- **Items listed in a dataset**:
───

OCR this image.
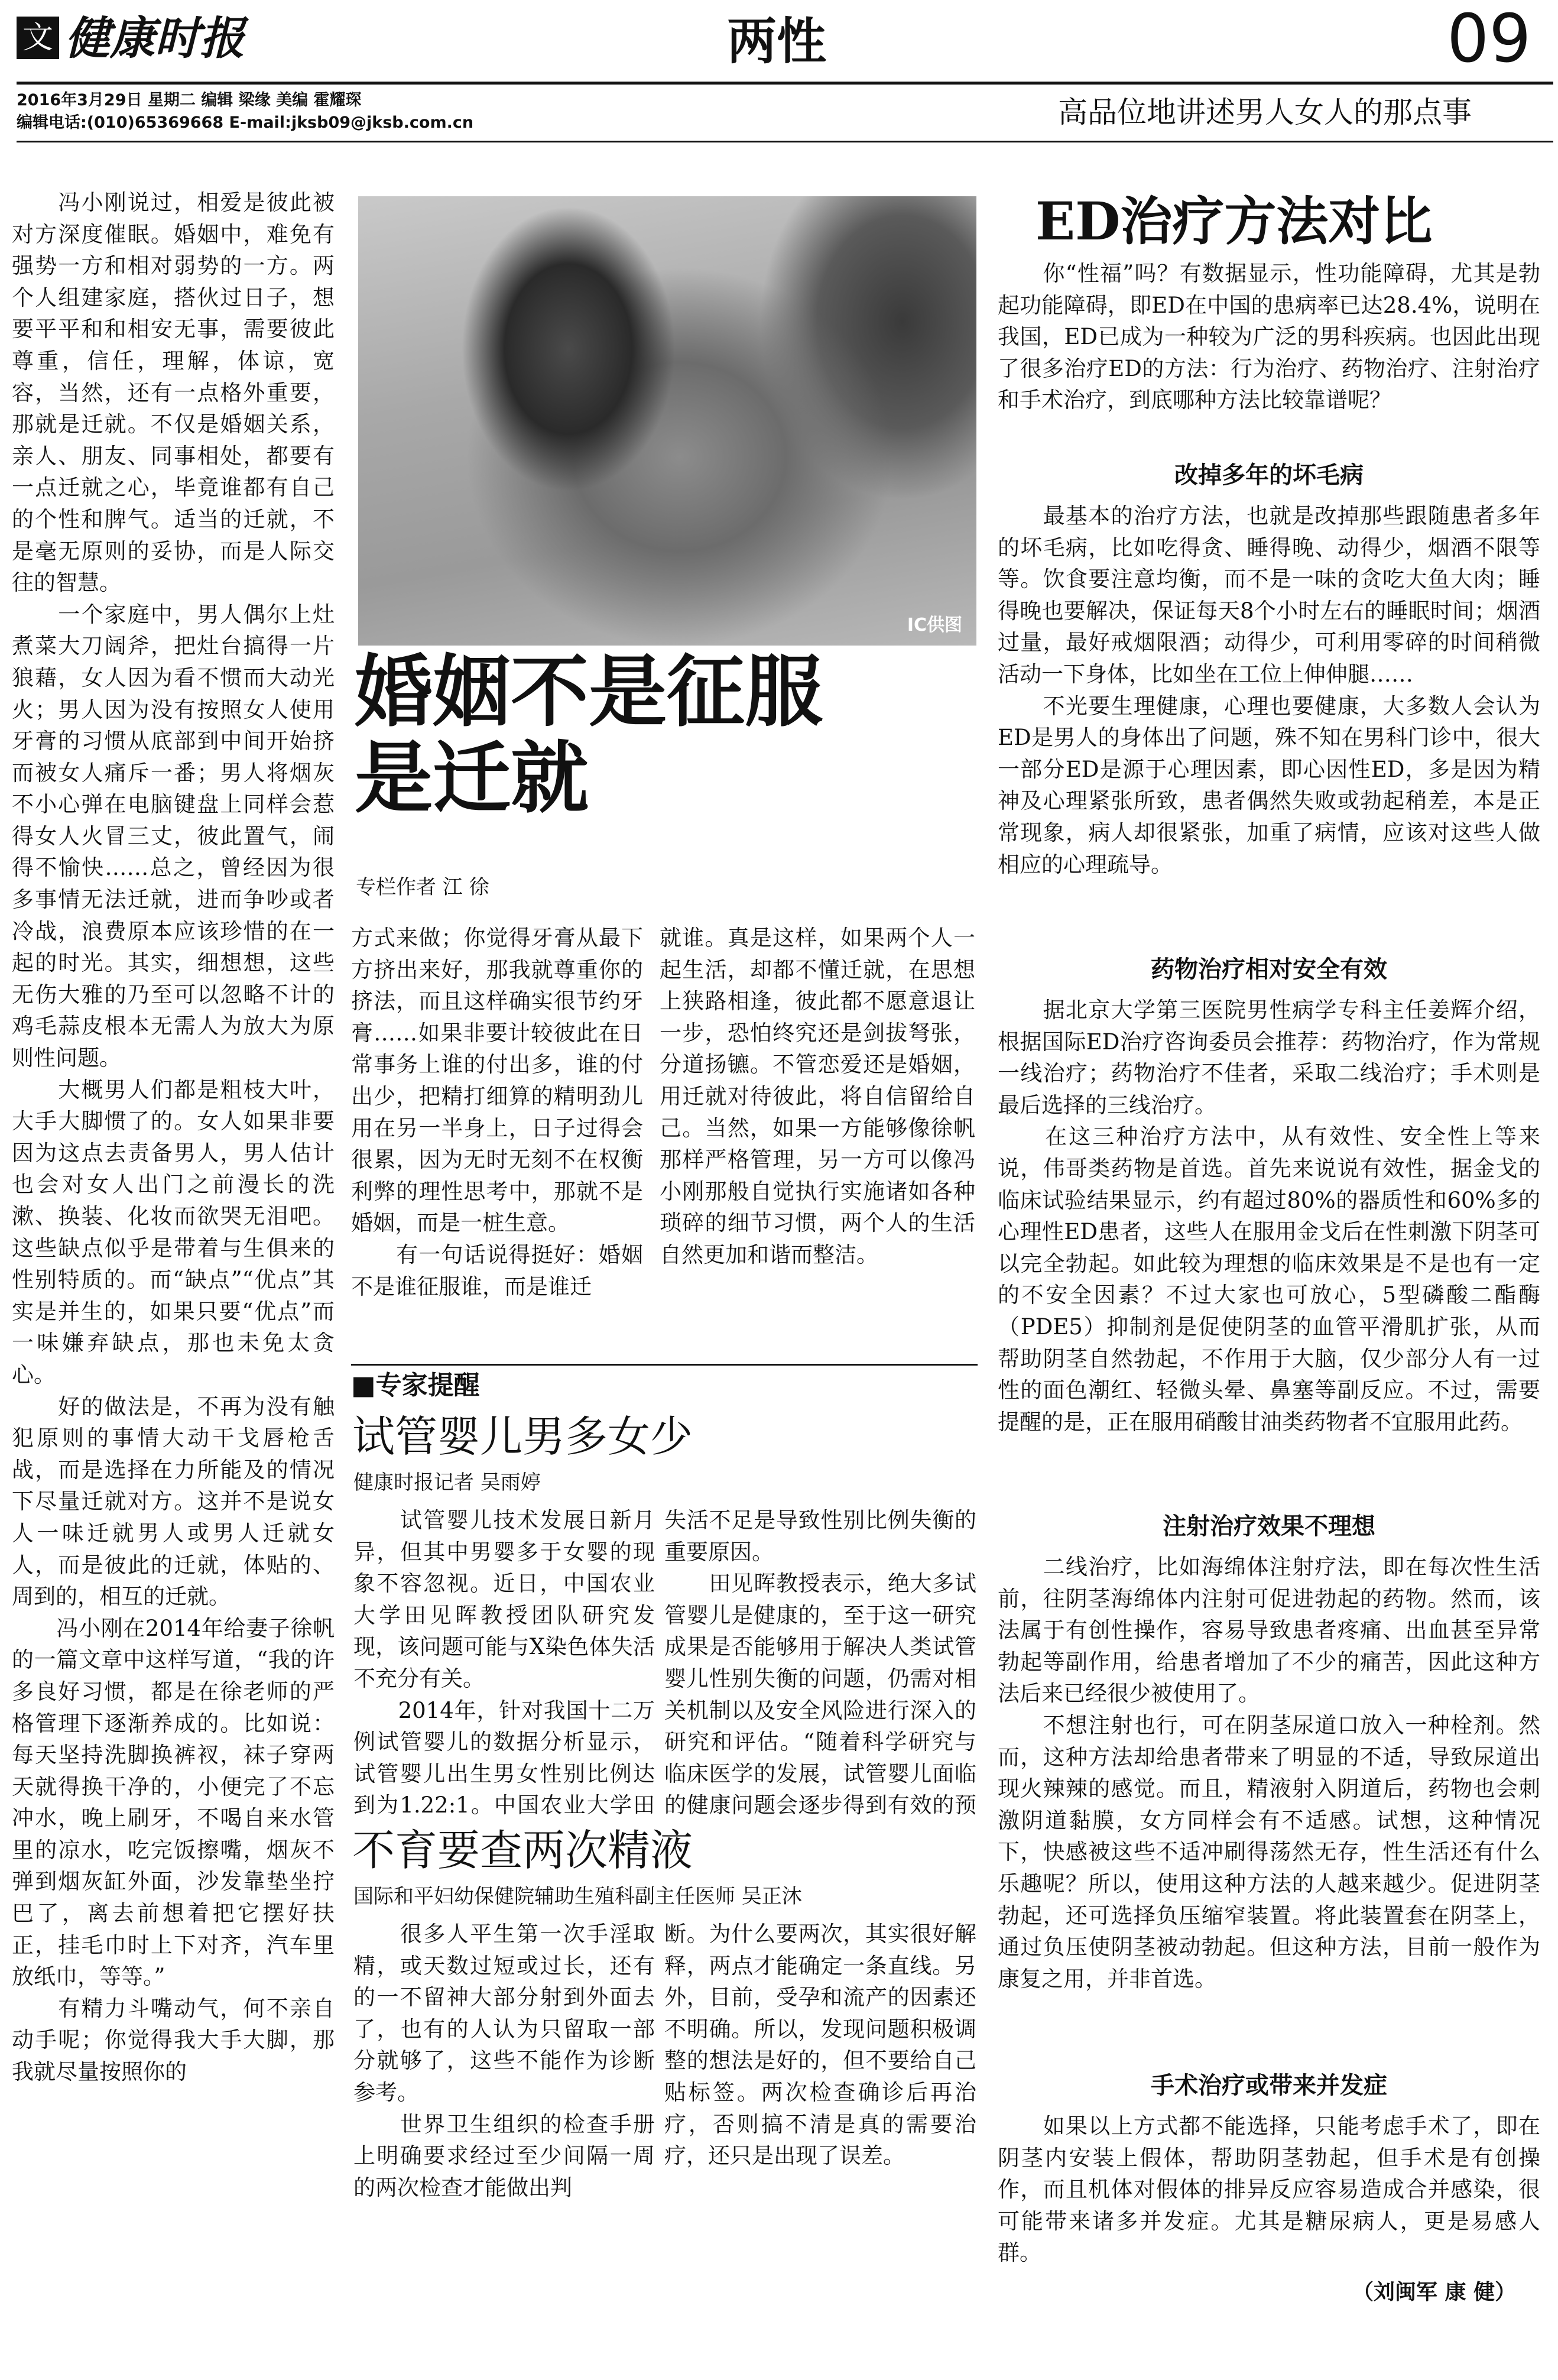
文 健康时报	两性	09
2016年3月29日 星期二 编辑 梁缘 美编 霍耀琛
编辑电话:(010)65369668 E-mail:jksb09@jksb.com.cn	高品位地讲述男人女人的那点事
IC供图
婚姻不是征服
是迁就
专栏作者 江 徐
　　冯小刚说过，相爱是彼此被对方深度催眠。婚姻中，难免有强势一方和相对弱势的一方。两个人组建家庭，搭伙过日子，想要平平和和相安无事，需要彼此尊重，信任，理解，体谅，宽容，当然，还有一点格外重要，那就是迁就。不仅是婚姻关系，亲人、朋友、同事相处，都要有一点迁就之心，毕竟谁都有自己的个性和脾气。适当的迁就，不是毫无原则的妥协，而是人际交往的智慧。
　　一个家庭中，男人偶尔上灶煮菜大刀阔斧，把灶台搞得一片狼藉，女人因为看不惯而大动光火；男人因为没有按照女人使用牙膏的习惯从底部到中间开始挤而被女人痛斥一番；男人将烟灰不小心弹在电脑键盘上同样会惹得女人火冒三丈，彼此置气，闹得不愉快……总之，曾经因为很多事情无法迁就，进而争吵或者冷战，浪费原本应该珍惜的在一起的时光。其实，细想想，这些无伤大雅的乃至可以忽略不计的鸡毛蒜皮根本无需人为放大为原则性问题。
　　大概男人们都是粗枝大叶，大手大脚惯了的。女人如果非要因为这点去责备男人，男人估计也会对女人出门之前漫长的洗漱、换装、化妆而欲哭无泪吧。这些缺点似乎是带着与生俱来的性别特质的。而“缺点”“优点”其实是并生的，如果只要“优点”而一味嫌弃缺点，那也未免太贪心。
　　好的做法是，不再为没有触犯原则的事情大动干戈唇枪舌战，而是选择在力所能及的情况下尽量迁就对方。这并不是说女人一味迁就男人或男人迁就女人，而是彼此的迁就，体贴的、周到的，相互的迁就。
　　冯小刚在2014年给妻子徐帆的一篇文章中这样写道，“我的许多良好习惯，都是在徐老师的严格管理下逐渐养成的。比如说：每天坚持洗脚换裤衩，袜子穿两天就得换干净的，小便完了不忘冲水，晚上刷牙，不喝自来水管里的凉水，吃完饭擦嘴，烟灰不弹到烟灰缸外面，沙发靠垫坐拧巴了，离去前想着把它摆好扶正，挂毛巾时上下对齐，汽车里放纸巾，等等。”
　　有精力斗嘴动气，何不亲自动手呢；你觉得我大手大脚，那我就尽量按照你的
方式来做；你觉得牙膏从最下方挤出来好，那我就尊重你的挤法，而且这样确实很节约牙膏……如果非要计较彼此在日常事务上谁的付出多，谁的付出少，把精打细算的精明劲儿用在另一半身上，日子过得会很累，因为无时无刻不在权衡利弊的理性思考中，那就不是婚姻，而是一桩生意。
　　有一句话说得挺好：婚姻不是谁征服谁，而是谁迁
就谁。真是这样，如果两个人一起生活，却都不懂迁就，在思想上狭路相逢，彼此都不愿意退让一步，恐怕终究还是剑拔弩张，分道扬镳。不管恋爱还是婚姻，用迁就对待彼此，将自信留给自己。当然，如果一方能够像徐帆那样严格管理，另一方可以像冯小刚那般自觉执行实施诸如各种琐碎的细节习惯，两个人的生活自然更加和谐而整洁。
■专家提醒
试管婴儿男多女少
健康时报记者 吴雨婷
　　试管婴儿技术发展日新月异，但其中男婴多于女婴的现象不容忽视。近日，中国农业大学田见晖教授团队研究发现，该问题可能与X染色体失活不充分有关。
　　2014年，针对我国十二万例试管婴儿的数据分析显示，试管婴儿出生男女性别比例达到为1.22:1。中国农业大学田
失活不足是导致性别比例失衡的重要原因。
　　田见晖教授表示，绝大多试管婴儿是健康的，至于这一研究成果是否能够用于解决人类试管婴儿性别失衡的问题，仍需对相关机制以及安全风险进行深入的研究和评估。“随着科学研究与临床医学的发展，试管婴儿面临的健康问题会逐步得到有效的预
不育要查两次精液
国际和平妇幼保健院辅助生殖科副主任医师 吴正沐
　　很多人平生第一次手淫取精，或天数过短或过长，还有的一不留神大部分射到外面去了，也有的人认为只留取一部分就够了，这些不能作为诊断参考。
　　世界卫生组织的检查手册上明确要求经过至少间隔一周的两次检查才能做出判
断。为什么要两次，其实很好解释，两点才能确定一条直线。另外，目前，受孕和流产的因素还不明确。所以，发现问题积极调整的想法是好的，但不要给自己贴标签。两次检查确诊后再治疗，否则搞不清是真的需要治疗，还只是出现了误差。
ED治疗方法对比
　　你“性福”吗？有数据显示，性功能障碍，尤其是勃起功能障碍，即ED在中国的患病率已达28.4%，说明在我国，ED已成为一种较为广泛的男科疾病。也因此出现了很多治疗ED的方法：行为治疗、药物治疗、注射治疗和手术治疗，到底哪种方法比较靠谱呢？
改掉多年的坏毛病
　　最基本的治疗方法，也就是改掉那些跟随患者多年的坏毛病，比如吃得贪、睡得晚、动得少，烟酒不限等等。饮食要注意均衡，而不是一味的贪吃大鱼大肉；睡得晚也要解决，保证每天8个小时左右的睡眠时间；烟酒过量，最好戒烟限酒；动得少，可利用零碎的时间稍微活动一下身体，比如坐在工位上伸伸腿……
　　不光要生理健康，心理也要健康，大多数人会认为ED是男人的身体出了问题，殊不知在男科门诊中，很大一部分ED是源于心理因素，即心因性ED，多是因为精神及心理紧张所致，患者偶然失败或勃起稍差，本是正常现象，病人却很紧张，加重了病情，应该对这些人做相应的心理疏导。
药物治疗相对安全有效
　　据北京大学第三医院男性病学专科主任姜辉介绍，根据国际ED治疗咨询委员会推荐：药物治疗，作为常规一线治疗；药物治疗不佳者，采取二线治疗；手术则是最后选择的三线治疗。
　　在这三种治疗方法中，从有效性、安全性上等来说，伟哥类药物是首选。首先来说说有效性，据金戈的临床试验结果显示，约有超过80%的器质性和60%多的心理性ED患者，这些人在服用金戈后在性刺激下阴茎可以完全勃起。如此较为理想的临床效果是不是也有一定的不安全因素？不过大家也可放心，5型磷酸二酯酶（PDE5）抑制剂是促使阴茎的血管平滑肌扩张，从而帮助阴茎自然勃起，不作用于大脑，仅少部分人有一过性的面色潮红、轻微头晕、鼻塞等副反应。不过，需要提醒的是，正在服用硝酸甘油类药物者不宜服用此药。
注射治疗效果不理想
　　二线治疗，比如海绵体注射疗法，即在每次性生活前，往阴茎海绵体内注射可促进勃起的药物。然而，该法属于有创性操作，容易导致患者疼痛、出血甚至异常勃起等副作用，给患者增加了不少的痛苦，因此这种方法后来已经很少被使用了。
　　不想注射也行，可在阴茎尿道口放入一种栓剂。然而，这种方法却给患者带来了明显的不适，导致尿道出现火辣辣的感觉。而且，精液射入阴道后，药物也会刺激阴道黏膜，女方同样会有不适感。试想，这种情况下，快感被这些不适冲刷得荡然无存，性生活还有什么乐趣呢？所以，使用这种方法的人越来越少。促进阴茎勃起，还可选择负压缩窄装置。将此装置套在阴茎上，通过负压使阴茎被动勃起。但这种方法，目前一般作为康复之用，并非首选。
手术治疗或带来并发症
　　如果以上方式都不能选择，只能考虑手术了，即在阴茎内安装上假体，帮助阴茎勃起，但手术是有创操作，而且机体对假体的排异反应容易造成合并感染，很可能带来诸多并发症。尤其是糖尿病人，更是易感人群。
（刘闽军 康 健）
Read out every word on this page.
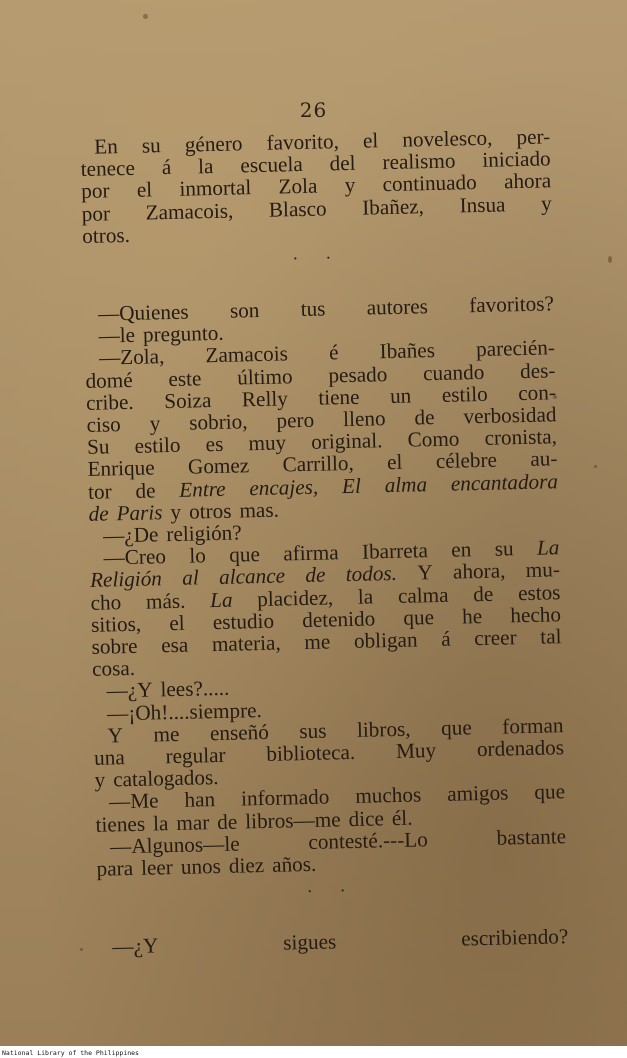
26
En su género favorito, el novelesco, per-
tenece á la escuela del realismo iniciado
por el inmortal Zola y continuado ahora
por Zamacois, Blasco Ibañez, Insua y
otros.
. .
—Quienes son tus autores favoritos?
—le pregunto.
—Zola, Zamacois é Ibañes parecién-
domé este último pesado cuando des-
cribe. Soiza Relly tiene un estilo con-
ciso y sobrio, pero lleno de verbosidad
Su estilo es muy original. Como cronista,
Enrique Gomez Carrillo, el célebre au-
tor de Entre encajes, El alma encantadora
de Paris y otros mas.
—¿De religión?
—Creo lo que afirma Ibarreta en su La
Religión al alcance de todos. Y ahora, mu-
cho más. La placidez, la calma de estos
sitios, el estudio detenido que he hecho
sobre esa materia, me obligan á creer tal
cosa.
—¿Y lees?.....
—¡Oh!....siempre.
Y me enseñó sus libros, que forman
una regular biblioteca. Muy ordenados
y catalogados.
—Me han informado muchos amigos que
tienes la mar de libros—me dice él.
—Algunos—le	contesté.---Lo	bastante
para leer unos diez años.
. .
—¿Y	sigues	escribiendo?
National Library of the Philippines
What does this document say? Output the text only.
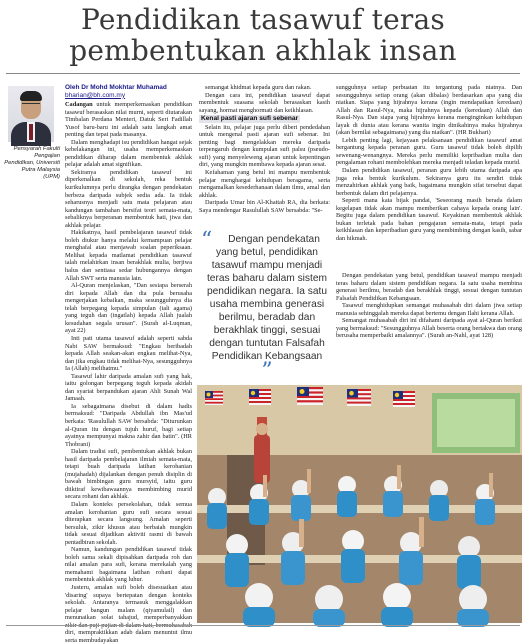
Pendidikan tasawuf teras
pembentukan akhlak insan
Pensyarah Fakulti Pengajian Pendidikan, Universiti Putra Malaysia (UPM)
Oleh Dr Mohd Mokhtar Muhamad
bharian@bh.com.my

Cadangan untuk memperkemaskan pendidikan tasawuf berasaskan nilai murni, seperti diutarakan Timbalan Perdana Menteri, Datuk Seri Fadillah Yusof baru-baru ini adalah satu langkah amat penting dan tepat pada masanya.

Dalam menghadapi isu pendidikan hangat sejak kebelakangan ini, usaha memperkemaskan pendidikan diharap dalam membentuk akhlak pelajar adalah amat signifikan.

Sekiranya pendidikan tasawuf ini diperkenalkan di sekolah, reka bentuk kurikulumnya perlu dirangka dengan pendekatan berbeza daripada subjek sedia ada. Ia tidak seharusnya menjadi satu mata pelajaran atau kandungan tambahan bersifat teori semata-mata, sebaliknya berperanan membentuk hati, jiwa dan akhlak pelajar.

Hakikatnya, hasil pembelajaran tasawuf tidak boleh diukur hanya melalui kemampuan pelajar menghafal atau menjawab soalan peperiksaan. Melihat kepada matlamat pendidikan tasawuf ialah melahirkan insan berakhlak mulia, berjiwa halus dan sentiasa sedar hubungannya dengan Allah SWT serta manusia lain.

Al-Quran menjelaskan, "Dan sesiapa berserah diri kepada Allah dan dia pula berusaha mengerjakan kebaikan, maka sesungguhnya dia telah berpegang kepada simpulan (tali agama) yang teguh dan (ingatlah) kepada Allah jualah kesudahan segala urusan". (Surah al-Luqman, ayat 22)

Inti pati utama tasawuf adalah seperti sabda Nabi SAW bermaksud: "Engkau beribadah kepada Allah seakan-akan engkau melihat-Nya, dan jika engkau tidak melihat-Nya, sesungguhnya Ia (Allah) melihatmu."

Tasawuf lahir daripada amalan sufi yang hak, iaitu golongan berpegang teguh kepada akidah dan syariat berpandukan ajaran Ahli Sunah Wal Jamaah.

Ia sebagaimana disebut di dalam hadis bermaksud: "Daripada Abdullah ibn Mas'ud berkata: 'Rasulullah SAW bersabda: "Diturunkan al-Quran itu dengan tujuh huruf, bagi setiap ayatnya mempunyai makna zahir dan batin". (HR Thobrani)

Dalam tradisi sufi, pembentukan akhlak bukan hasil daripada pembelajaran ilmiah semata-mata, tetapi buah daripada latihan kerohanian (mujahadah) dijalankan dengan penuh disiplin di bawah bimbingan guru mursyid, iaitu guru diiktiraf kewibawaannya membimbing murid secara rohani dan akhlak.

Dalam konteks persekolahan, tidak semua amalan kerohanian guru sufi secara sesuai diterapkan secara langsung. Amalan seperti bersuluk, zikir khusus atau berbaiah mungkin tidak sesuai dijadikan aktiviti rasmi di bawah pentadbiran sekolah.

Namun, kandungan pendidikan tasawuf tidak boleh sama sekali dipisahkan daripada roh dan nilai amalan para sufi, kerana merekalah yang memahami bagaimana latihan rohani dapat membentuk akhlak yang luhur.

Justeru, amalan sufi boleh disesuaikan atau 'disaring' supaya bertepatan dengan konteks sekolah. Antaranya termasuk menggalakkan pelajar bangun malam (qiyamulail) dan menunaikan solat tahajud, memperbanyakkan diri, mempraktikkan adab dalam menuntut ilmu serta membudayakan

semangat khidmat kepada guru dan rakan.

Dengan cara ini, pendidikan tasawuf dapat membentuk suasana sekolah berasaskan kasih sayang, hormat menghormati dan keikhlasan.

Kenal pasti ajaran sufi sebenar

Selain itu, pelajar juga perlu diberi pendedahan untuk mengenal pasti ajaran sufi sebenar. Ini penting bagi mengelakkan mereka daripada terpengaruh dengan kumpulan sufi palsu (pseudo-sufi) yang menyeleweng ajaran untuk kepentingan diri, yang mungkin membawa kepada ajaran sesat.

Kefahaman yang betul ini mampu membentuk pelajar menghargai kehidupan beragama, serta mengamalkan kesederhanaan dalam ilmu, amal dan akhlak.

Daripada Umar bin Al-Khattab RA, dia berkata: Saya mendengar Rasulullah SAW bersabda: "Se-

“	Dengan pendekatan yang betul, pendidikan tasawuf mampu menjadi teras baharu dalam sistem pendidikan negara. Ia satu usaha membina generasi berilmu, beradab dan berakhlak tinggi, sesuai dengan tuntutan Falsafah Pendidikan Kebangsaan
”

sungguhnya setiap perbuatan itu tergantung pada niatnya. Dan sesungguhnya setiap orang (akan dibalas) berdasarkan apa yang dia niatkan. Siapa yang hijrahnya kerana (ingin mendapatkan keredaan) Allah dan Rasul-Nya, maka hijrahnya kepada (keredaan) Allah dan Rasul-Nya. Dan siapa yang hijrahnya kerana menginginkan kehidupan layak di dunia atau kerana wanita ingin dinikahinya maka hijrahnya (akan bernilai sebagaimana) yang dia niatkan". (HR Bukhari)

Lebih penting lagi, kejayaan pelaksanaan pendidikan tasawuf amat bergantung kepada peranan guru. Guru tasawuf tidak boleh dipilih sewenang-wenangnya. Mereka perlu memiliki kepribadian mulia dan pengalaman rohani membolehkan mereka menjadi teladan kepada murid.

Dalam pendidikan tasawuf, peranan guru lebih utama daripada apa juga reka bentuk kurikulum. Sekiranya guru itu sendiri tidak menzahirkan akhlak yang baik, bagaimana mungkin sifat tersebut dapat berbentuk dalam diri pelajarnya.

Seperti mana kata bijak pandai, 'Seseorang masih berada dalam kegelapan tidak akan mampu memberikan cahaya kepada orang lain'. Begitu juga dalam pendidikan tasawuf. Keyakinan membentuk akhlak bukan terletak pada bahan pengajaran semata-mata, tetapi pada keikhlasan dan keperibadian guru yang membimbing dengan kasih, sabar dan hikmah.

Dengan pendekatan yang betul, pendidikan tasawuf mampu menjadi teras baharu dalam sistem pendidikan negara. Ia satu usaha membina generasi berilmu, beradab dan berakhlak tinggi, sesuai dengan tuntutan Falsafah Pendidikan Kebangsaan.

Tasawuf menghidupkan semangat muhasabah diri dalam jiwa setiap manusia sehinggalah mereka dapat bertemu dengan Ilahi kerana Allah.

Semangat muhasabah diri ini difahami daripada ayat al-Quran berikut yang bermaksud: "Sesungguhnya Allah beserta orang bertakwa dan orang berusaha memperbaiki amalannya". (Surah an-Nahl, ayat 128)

───

- **Exercise description**:
Identify each line in the records above that contains the word "Zamacois", and copy it out in full.

- **Solution**:
por Zamacois, Blasco Ibañez, Insua y
—Zola, Zamacois é Ibañes parecién-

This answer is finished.